**Entries supplied:**

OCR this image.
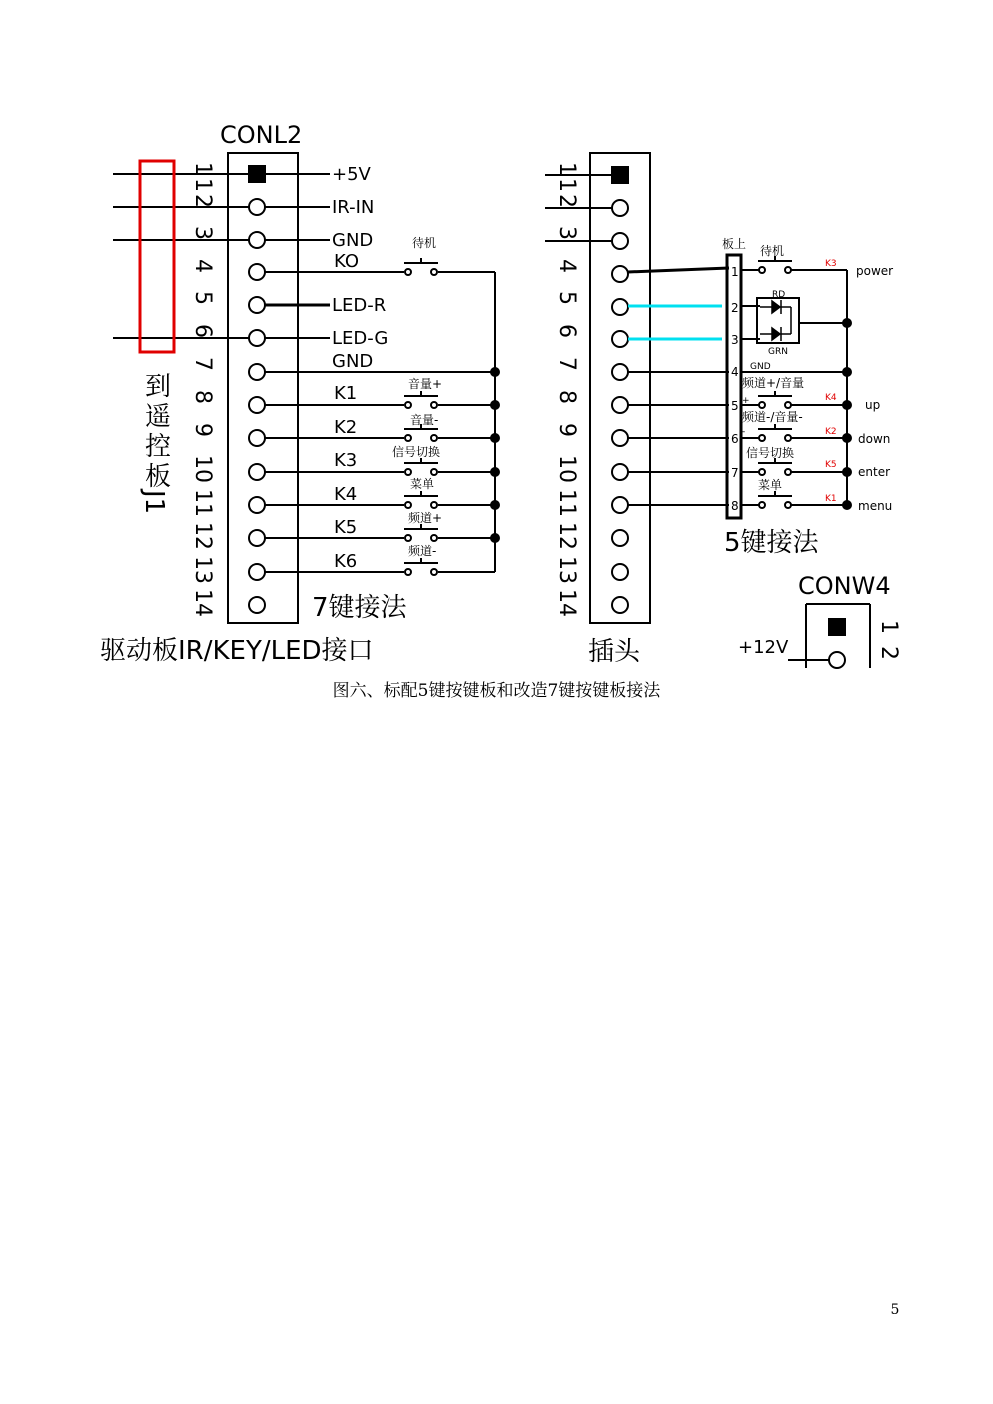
CONL2
1
1
2
3
4
5
6
7
8
9
10
11
12
13
14
到
遥
控
板
J1
+5V
IR-IN
GND
KO
LED-R
LED-G
GND
K1
K2
K3
K4
K5
K6
待机
音量+
音量-
信号切换
菜单
频道+
频道-
7键接法
驱动板IR/KEY/LED接口
1
1
2
3
4
5
6
7
8
9
10
11
12
13
14
板上
1
2
3
4
5
6
7
8
RD
GRN
待机
频道+/音量
频道-/音量-
信号切换
菜单
GND
+
-
K3
K4
K2
K5
K1
power
up
down
enter
menu
5键接法
插头
CONW4
+12V
1
2
图六、标配5键按键板和改造7键按键板接法
5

**What you have to do:** Pictures in the records should not appear in your copy, but everything else must be transcribed exactly.

**The result:**
OCR this image.
CONL2
1
1
2
3
4
5
6
7
8
9
10
11
12
13
14
到
遥
控
板
J1
+5V
IR-IN
GND
KO
LED-R
LED-G
GND
K1
K2
K3
K4
K5
K6
待机
音量+
音量-
信号切换
菜单
频道+
频道-
7键接法
驱动板IR/KEY/LED接口
1
1
2
3
4
5
6
7
8
9
10
11
12
13
14
板上
1
2
3
4
5
6
7
8
RD
GRN
待机
频道+/音量
频道-/音量-
信号切换
菜单
GND
+
-
K3
K4
K2
K5
K1
power
up
down
enter
menu
5键接法
插头
CONW4
+12V
1
2
图六、标配5键按键板和改造7键按键板接法
5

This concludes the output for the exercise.